■ What you need to do
Starting at the line that contains "Decode this image", write out every line through the last one in the records below, word for word. Leave out any pictures.

Figure content listings
_ _ _ _
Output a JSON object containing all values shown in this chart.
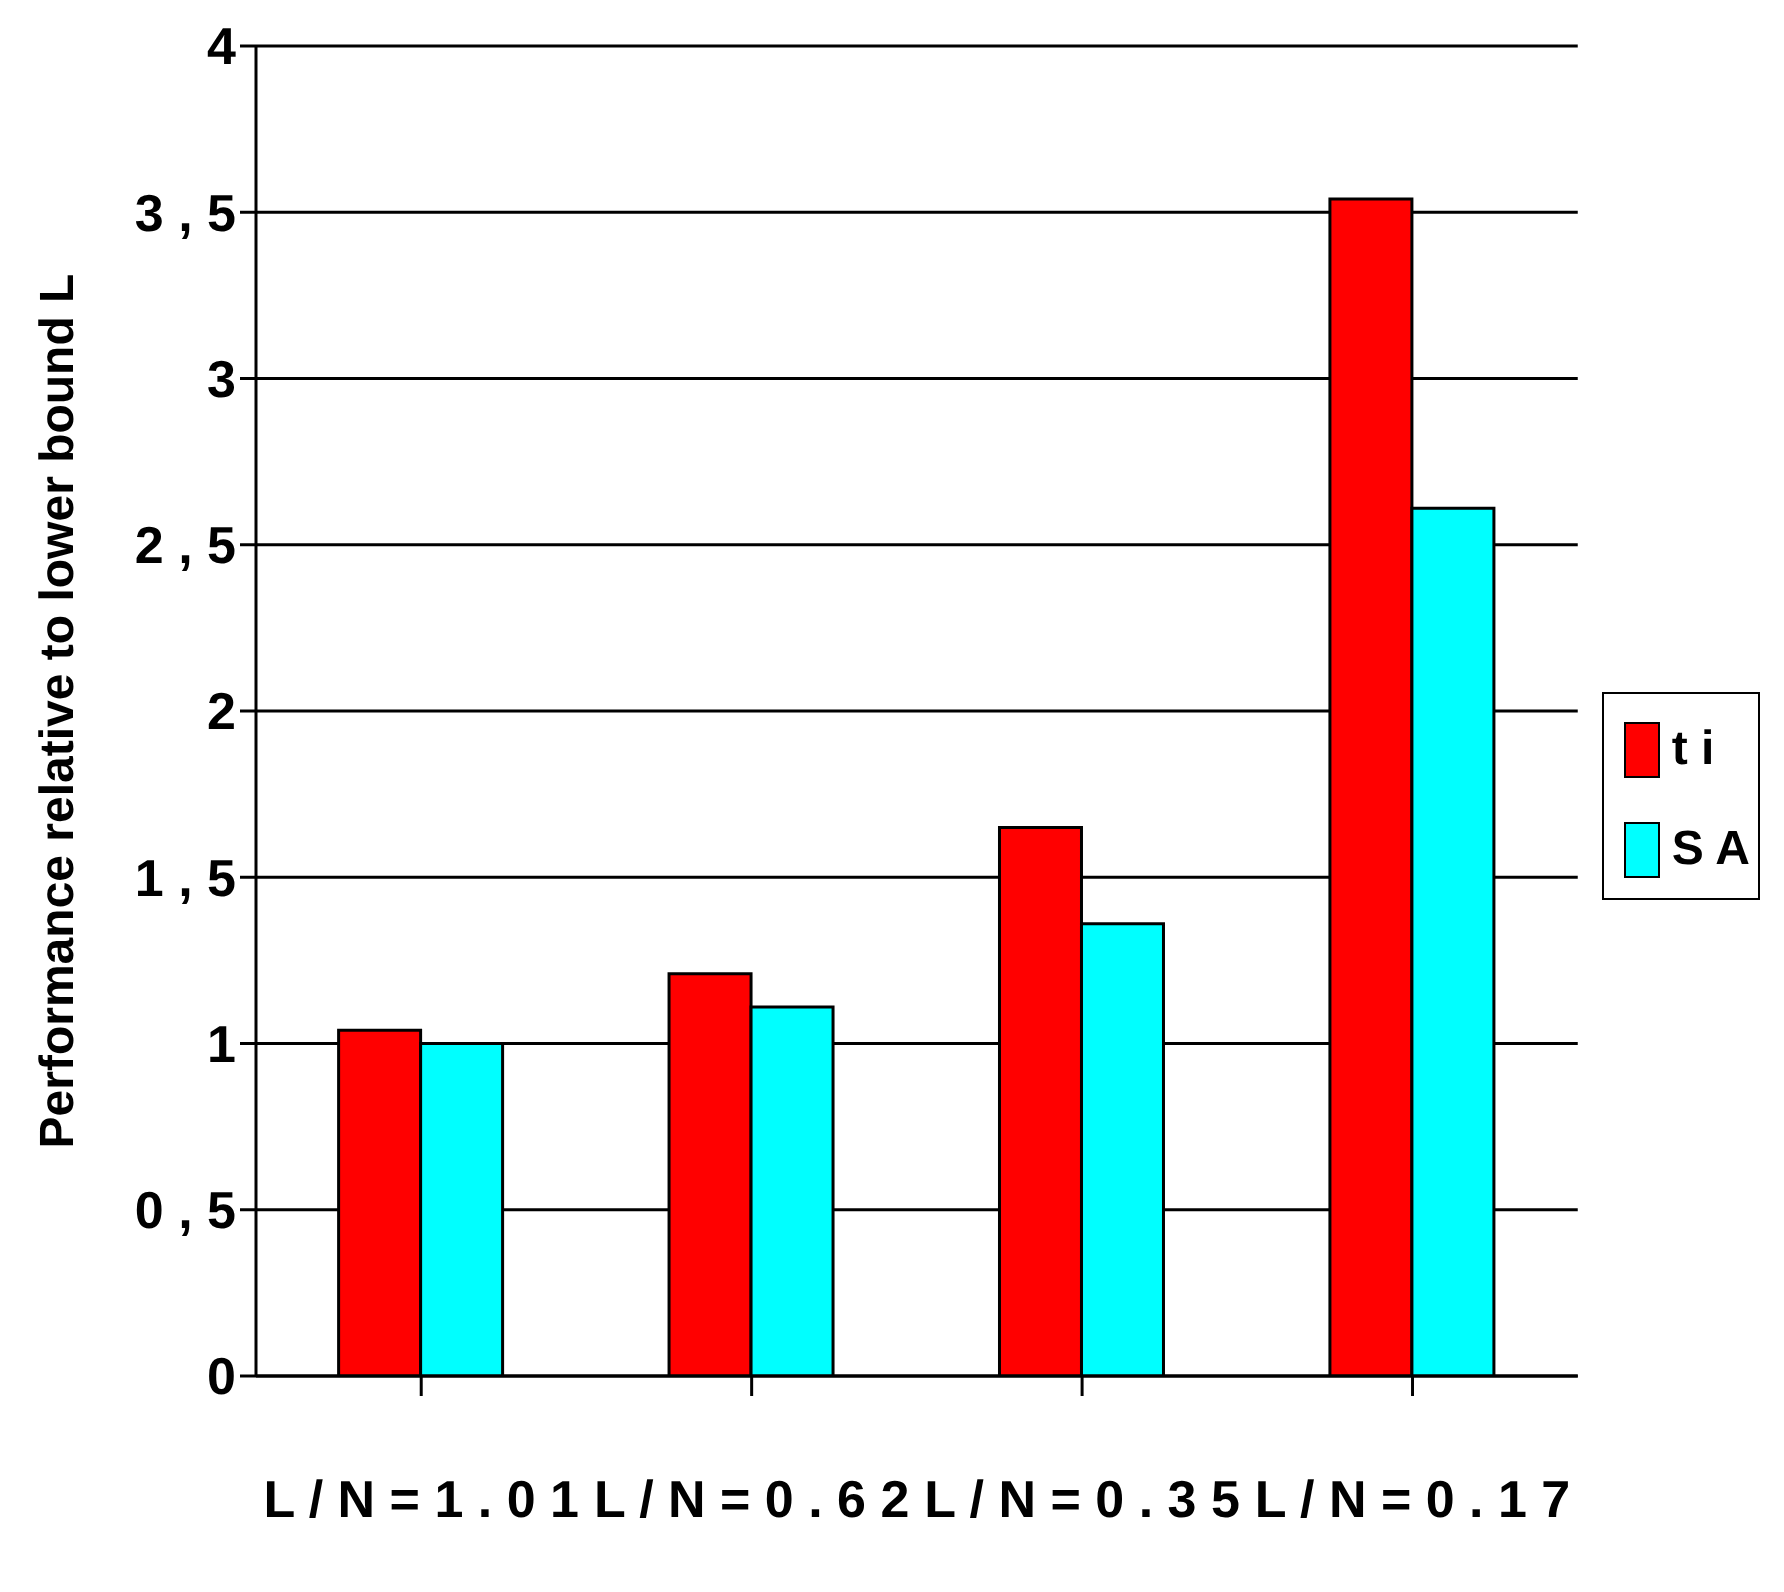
{
  "chart_data": {
    "type": "bar",
    "ylabel": "Performance relative to lower bound L",
    "categories": [
      "L / N = 1 . 0 1",
      "L / N = 0 . 6 2",
      "L / N = 0 . 3 5",
      "L / N = 0 . 1 7"
    ],
    "series": [
      {
        "name": "t i",
        "color": "#ff0000",
        "values": [
          1.04,
          1.21,
          1.65,
          3.54
        ]
      },
      {
        "name": "S A",
        "color": "#00ffff",
        "values": [
          1.0,
          1.11,
          1.36,
          2.61
        ]
      }
    ],
    "ylim": [
      0,
      4
    ],
    "yticks": [
      0,
      {
        "value": 0.5,
        "label": "0 , 5"
      },
      1,
      {
        "value": 1.5,
        "label": "1 , 5"
      },
      2,
      {
        "value": 2.5,
        "label": "2 , 5"
      },
      3,
      {
        "value": 3.5,
        "label": "3 , 5"
      },
      4
    ],
    "grid": "y",
    "legend": "right"
  }
}
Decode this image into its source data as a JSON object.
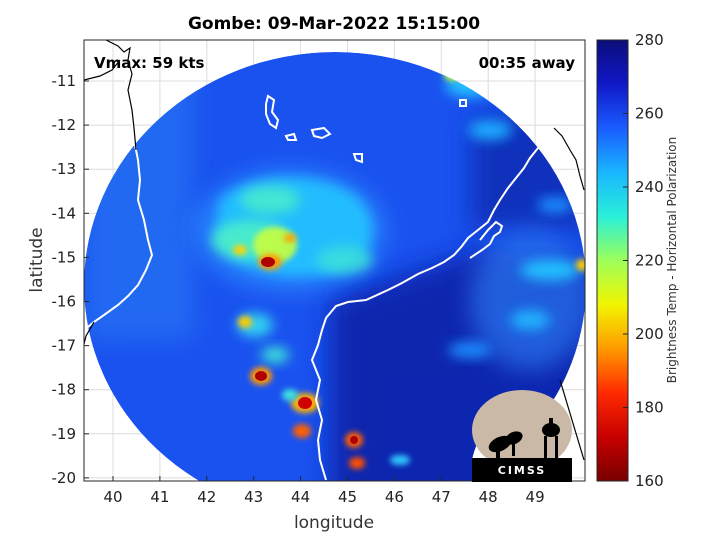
{
  "title": "Gombe: 09-Mar-2022 15:15:00",
  "vmax_label": "Vmax: 59 kts",
  "time_label": "00:35 away",
  "x_axis": {
    "label": "longitude",
    "ticks": [
      "40",
      "41",
      "42",
      "43",
      "44",
      "45",
      "46",
      "47",
      "48",
      "49"
    ]
  },
  "y_axis": {
    "label": "latitude",
    "ticks": [
      "-11",
      "-12",
      "-13",
      "-14",
      "-15",
      "-16",
      "-17",
      "-18",
      "-19",
      "-20"
    ]
  },
  "colorbar": {
    "label": "Brightness Temp - Horizontal Polarization",
    "ticks": [
      "280",
      "260",
      "240",
      "220",
      "200",
      "180",
      "160"
    ],
    "colors": [
      "#0c0d7a",
      "#1018c8",
      "#1a5cff",
      "#19b6ff",
      "#28f0d8",
      "#9dff5a",
      "#f2f500",
      "#ff9a00",
      "#ff2a00",
      "#b00000",
      "#780000"
    ]
  },
  "logo_text": "CIMSS"
}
_ _ _ _
■ Written response
Decode this image into its source data as a JSON object.
{
  "title": "Gombe: 09-Mar-2022 15:15:00",
  "vmax_label": "Vmax: 59 kts",
  "time_label": "00:35 away",
  "x_axis": {
    "label": "longitude",
    "ticks": [
      "40",
      "41",
      "42",
      "43",
      "44",
      "45",
      "46",
      "47",
      "48",
      "49"
    ]
  },
  "y_axis": {
    "label": "latitude",
    "ticks": [
      "-11",
      "-12",
      "-13",
      "-14",
      "-15",
      "-16",
      "-17",
      "-18",
      "-19",
      "-20"
    ]
  },
  "colorbar": {
    "label": "Brightness Temp - Horizontal Polarization",
    "ticks": [
      "280",
      "260",
      "240",
      "220",
      "200",
      "180",
      "160"
    ],
    "colors": [
      "#0c0d7a",
      "#1018c8",
      "#1a5cff",
      "#19b6ff",
      "#28f0d8",
      "#9dff5a",
      "#f2f500",
      "#ff9a00",
      "#ff2a00",
      "#b00000",
      "#780000"
    ]
  },
  "logo_text": "CIMSS"
}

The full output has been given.